Exercise directions: Turn the listing's lines from the one containing "series-name-label: Rikssnittet [806, 289, 891, 308]" through the one containing "chart-subtitle: Andel som" into a Markdown table. Use the columns Row and Line, number each row, and leave out blank lines.

Given data:
# # # # #

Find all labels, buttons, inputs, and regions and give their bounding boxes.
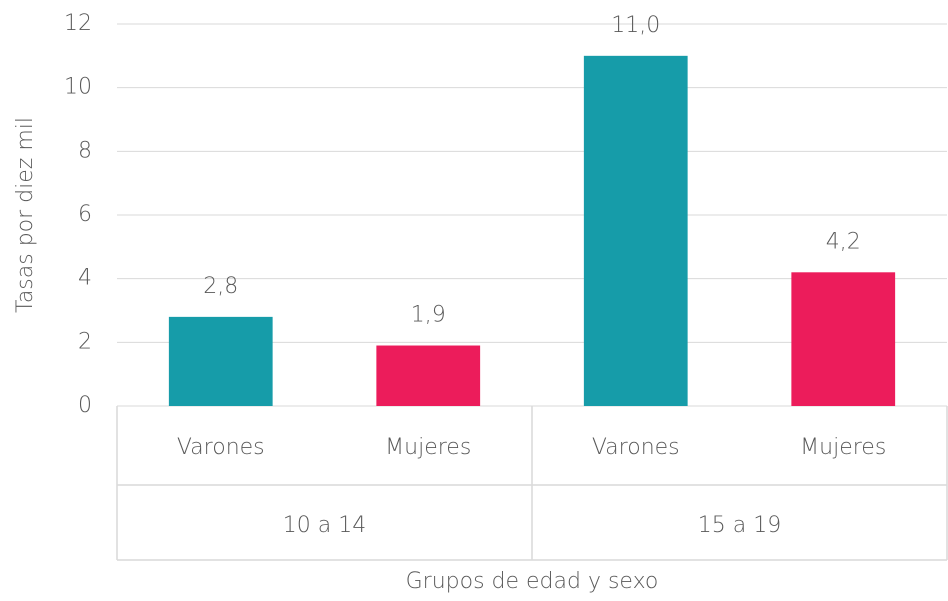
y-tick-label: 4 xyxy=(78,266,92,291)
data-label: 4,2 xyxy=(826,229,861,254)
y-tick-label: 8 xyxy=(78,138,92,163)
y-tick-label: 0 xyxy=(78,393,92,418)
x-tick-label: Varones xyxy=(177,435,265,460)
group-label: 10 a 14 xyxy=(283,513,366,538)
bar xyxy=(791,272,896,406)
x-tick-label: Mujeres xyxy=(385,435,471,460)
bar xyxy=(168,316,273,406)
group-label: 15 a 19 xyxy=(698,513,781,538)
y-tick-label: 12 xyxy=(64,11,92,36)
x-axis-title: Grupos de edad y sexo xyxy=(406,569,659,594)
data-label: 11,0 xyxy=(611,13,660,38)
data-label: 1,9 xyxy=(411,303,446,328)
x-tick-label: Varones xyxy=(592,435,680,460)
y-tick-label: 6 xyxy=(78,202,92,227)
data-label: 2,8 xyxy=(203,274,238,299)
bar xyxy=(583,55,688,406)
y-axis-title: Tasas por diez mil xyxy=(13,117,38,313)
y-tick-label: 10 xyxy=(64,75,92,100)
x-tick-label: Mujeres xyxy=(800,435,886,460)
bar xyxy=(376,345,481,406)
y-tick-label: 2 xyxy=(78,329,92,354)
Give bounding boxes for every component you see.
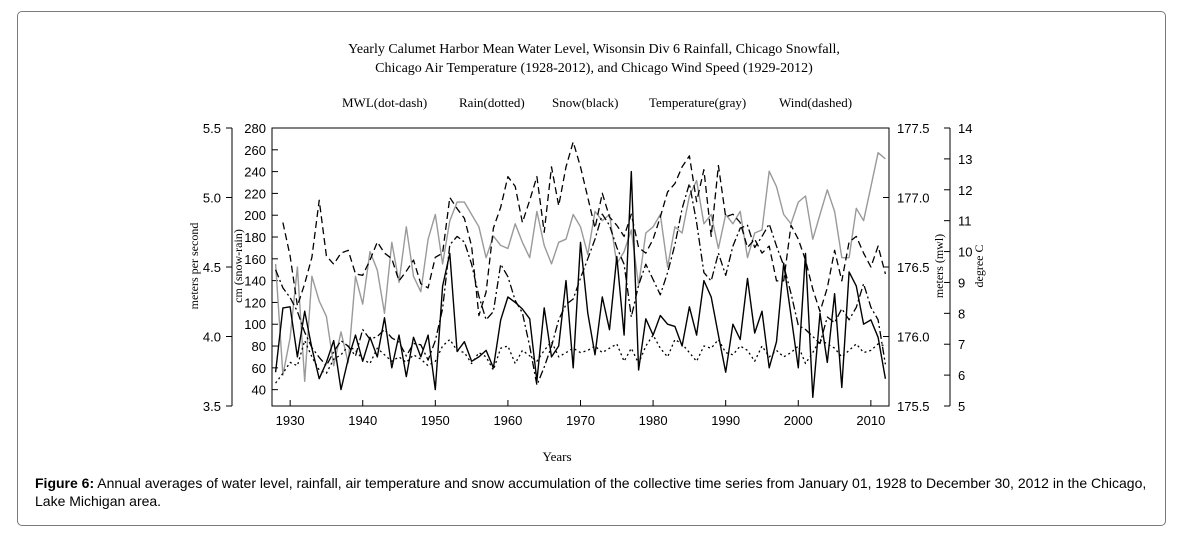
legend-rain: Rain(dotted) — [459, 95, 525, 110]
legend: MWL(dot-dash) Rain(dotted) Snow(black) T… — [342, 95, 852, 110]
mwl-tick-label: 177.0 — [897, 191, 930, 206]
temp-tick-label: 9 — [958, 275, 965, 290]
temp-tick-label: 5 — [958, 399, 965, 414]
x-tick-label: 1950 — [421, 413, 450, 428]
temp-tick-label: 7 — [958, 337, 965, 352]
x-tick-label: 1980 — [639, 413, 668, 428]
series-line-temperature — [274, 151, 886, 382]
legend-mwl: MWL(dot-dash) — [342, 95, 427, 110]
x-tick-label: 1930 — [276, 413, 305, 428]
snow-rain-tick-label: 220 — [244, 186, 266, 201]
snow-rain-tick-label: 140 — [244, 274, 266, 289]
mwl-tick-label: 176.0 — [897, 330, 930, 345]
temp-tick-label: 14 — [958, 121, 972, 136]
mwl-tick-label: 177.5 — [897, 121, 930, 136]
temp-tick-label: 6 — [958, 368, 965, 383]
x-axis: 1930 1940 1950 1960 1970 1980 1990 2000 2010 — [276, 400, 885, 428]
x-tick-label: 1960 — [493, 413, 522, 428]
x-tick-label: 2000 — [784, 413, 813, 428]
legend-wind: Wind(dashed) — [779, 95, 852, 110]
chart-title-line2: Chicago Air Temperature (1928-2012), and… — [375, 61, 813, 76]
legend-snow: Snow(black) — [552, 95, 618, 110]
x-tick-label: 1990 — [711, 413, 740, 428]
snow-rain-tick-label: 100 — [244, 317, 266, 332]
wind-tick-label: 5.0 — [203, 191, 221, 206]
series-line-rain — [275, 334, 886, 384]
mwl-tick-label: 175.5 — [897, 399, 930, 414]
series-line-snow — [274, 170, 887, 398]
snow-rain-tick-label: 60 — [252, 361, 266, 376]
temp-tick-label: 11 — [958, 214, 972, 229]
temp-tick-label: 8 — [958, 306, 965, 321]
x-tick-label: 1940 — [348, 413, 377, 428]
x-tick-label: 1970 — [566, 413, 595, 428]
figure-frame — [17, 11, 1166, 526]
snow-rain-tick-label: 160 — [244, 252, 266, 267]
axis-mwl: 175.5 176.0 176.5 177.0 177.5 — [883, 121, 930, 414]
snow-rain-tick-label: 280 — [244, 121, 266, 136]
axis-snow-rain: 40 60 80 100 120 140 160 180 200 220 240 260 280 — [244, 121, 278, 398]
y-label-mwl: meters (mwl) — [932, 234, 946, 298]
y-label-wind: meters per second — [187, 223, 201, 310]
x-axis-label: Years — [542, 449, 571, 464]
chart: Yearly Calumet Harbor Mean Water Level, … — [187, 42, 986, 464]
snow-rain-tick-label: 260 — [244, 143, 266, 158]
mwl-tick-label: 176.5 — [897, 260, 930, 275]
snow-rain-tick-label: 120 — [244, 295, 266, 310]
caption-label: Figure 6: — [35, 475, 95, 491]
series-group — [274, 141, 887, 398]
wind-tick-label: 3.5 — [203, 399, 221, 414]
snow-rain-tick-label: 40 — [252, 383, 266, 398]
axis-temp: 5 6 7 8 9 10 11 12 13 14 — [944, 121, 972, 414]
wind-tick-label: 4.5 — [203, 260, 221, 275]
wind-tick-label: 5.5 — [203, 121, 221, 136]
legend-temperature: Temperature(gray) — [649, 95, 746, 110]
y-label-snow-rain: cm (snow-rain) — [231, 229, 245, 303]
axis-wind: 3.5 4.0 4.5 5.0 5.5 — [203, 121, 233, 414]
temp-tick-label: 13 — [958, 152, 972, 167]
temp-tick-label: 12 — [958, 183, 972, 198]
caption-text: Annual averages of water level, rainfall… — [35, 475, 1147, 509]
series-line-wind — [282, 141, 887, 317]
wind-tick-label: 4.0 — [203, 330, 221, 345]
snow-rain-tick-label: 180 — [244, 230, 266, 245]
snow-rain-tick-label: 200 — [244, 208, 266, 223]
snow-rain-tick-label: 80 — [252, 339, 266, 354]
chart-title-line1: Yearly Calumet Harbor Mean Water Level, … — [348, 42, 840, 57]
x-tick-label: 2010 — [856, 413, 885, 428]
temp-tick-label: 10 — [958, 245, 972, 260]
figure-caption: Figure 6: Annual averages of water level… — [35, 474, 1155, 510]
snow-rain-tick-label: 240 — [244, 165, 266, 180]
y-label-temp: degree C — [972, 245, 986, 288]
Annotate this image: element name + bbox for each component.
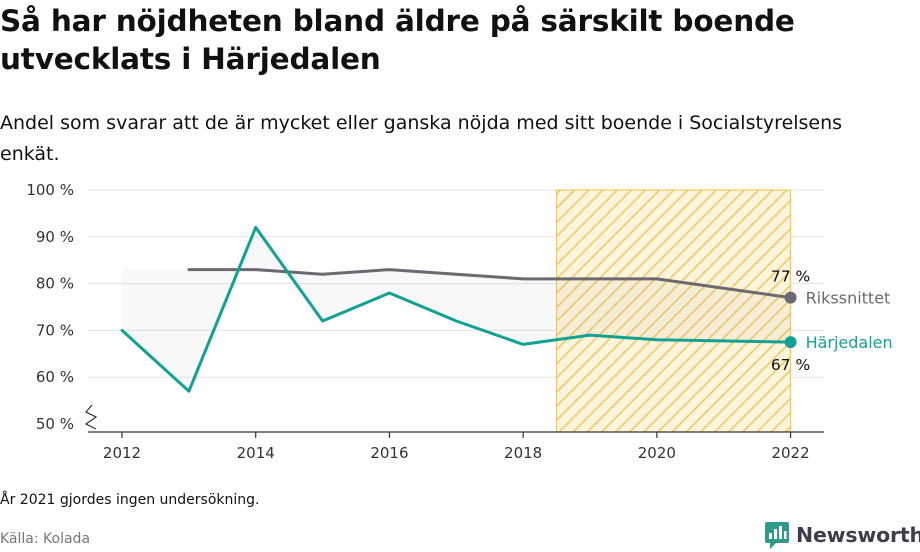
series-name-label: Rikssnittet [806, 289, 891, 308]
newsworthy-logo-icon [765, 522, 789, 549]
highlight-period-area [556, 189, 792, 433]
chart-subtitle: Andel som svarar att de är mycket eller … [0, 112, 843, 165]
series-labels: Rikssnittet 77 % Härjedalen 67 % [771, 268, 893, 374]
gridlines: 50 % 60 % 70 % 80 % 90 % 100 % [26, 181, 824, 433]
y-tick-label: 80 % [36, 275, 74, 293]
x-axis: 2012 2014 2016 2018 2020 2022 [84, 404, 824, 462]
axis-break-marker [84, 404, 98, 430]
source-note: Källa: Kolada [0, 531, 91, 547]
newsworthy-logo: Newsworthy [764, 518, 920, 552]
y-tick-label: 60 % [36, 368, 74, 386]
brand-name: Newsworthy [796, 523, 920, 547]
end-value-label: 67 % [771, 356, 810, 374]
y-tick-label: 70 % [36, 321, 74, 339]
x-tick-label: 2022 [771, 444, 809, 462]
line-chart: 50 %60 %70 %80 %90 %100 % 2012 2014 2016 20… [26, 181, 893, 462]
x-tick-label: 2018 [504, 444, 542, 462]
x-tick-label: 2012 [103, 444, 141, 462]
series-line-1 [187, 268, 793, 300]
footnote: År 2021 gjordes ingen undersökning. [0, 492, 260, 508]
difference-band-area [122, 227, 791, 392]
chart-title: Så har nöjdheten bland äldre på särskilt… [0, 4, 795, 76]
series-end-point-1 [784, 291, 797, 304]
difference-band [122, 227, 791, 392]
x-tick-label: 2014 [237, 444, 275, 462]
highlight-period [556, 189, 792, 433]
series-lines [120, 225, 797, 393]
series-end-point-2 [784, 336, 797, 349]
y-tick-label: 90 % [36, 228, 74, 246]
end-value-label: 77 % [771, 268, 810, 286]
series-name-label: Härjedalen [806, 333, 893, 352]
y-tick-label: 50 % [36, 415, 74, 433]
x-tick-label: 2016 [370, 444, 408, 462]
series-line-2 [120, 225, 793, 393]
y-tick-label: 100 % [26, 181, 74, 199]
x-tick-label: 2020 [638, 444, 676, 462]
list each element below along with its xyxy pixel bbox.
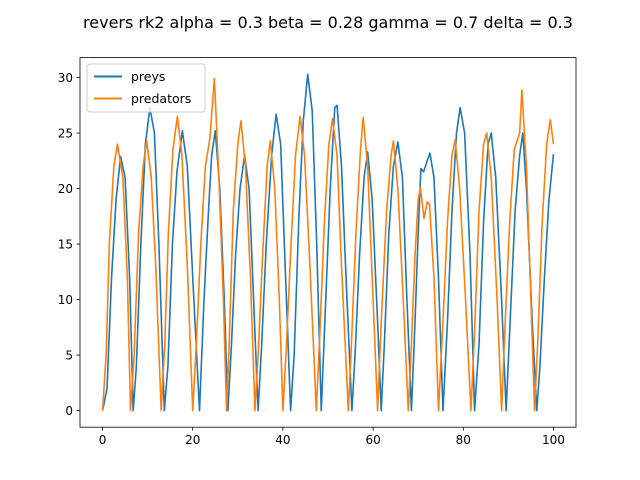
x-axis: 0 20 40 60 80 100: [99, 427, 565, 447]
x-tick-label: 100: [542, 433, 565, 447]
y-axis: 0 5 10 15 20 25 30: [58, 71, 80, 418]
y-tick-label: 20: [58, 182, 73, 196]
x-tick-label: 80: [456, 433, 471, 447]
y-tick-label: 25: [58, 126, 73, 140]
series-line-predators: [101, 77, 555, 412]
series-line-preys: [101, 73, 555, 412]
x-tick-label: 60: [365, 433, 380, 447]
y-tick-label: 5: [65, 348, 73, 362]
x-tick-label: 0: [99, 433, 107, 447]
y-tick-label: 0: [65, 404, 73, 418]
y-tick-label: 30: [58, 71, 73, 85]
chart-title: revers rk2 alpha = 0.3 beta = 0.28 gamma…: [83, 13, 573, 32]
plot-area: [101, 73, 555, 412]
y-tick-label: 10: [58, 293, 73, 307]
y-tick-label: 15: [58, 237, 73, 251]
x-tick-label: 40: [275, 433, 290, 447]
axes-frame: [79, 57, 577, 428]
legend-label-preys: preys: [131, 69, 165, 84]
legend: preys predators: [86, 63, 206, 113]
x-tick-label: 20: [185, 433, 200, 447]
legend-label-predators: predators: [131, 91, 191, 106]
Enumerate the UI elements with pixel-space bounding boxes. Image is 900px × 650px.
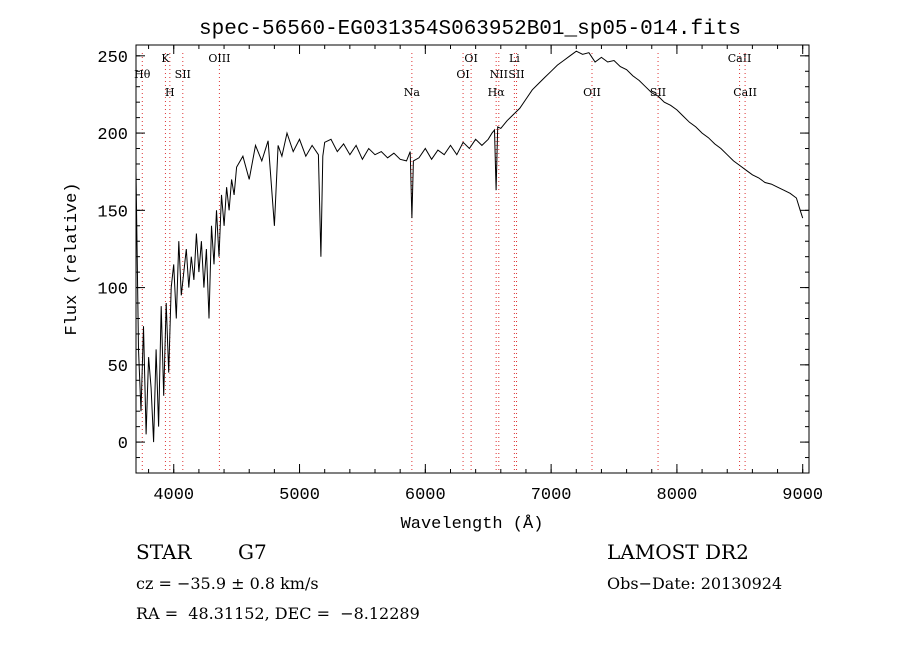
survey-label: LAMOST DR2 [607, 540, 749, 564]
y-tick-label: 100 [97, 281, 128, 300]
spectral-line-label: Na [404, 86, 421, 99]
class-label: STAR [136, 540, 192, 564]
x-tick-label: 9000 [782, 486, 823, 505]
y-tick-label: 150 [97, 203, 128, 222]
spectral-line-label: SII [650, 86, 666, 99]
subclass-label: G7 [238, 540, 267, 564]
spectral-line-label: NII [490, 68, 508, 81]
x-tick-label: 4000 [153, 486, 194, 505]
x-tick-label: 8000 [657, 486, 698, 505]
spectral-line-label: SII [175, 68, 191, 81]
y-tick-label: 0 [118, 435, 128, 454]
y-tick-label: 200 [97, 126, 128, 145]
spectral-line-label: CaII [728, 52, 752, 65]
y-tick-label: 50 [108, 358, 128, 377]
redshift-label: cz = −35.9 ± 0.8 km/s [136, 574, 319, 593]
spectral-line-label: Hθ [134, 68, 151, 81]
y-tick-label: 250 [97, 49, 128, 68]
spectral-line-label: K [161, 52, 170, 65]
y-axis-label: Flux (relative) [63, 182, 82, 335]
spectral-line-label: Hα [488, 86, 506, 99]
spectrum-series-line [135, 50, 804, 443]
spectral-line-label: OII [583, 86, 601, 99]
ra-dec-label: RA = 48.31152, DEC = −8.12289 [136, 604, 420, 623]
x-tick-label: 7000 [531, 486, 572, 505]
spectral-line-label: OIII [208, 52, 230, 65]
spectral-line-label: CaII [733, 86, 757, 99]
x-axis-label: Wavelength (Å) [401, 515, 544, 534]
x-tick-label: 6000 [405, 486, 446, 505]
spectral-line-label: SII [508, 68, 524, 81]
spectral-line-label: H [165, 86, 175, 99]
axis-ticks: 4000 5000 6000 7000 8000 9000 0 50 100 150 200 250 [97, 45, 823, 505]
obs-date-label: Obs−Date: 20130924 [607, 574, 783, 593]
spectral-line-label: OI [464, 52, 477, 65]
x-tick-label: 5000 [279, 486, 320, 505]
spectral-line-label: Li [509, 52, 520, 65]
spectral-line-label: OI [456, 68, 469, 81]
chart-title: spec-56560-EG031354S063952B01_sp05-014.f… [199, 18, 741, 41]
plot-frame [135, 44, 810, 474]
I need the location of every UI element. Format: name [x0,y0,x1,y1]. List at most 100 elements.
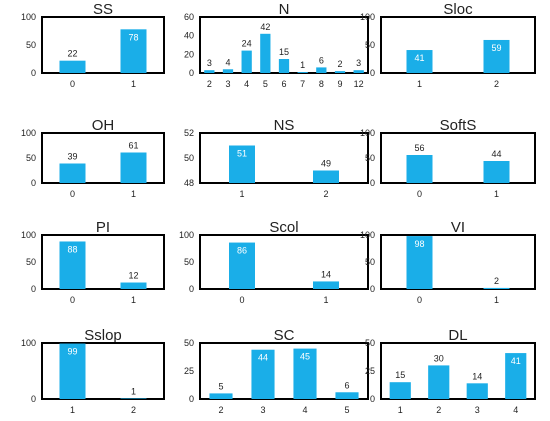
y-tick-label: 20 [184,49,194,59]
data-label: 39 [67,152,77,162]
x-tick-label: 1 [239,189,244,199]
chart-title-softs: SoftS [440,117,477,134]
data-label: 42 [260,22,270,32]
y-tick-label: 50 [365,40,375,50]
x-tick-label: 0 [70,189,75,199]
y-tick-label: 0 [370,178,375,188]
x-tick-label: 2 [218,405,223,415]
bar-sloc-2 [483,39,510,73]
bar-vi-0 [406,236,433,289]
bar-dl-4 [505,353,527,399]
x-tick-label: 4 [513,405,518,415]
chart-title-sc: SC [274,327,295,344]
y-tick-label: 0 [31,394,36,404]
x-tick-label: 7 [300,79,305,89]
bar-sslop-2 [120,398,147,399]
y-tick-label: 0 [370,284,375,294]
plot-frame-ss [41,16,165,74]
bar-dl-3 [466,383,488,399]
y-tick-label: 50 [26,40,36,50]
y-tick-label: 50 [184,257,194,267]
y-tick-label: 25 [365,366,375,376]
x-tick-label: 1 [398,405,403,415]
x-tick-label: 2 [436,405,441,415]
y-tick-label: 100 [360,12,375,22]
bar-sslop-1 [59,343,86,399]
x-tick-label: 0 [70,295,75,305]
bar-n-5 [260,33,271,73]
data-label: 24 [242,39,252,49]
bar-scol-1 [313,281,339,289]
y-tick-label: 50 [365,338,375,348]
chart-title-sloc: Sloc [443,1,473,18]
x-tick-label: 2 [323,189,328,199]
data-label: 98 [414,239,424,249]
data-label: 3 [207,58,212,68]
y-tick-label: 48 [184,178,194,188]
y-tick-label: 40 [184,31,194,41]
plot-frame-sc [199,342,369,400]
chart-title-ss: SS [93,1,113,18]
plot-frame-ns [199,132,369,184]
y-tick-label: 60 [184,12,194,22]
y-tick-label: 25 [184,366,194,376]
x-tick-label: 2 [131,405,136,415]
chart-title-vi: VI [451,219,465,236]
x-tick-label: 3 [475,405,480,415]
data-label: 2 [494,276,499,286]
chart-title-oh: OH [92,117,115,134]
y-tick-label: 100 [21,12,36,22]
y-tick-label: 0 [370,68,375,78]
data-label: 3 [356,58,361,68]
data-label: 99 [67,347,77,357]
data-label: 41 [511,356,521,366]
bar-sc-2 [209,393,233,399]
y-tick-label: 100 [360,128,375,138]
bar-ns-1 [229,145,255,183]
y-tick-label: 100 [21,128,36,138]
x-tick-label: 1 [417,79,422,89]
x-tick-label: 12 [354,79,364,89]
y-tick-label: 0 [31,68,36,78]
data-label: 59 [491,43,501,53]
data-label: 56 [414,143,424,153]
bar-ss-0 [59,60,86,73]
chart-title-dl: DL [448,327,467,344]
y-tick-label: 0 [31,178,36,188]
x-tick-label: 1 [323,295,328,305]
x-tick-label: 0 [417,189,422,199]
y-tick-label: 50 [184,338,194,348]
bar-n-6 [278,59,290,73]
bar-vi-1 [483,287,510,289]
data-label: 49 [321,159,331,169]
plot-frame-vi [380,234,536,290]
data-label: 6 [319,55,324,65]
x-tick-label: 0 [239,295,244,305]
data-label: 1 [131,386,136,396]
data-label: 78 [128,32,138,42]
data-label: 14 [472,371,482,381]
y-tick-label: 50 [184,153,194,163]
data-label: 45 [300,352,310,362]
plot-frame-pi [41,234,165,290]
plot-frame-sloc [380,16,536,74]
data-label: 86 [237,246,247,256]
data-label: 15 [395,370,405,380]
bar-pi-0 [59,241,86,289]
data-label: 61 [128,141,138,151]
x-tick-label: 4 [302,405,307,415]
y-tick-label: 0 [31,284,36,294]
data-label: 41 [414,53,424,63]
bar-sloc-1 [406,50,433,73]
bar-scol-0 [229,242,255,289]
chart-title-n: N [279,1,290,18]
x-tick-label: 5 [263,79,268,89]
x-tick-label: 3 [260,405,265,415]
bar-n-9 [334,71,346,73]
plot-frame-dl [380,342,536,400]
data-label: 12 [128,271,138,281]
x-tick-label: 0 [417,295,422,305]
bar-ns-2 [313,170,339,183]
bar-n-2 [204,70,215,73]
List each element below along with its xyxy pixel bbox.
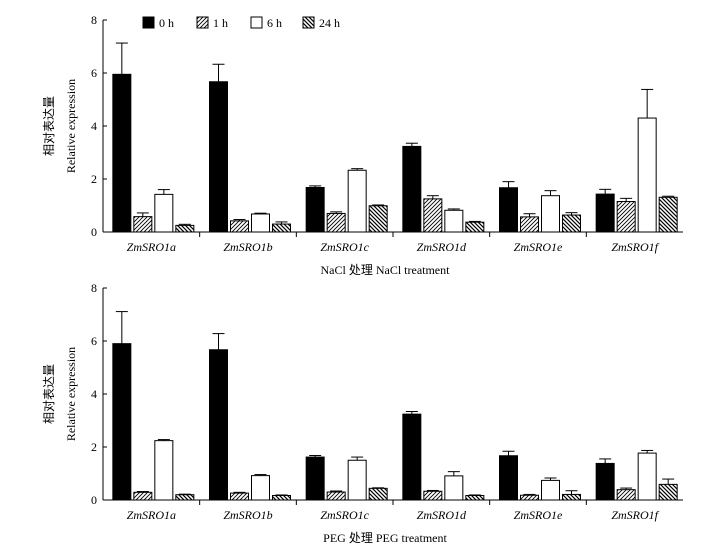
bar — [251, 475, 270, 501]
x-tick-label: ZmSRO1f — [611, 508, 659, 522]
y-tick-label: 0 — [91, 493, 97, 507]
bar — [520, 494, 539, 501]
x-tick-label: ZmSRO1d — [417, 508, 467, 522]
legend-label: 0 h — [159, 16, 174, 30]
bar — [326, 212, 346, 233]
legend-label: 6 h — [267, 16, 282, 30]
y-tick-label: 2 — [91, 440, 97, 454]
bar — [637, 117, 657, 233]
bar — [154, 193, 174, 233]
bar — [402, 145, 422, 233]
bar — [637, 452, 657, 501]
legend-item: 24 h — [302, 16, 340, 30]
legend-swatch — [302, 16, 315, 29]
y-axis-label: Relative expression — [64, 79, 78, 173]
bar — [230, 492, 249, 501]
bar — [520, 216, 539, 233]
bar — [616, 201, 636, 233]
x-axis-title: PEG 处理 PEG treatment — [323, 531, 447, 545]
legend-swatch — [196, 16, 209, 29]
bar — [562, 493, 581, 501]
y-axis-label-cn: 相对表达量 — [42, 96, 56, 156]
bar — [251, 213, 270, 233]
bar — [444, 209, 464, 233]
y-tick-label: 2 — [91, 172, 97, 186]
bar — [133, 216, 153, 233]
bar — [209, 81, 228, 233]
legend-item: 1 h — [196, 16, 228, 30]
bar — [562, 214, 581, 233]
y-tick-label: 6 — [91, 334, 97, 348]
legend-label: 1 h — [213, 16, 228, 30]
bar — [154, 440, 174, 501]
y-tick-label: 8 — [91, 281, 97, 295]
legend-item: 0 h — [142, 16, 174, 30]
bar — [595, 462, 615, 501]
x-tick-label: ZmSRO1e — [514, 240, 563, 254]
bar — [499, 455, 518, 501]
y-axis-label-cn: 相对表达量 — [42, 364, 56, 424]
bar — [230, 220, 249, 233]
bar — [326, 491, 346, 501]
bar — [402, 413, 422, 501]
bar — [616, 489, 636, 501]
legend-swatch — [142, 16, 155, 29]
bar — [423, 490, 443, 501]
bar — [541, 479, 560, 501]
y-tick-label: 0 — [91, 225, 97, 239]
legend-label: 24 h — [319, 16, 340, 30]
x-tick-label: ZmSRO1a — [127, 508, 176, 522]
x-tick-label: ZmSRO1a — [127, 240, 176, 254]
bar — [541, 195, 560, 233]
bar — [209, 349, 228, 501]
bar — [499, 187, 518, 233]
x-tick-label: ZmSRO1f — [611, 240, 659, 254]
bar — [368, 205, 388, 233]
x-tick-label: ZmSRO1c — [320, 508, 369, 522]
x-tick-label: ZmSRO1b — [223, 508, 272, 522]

# # # # #

Final result:
| Row | Line |
|---|---|
| 1 | series-name-label: Rikssnittet [806, 289, 891, 308] |
| 2 | newsworthy-logo-icon [765, 522, 789, 549] |
| 3 | highlight-period-area [556, 189, 792, 433] |
| 4 | chart-subtitle: Andel som svarar att de är mycket eller … [0, 112, 843, 165] |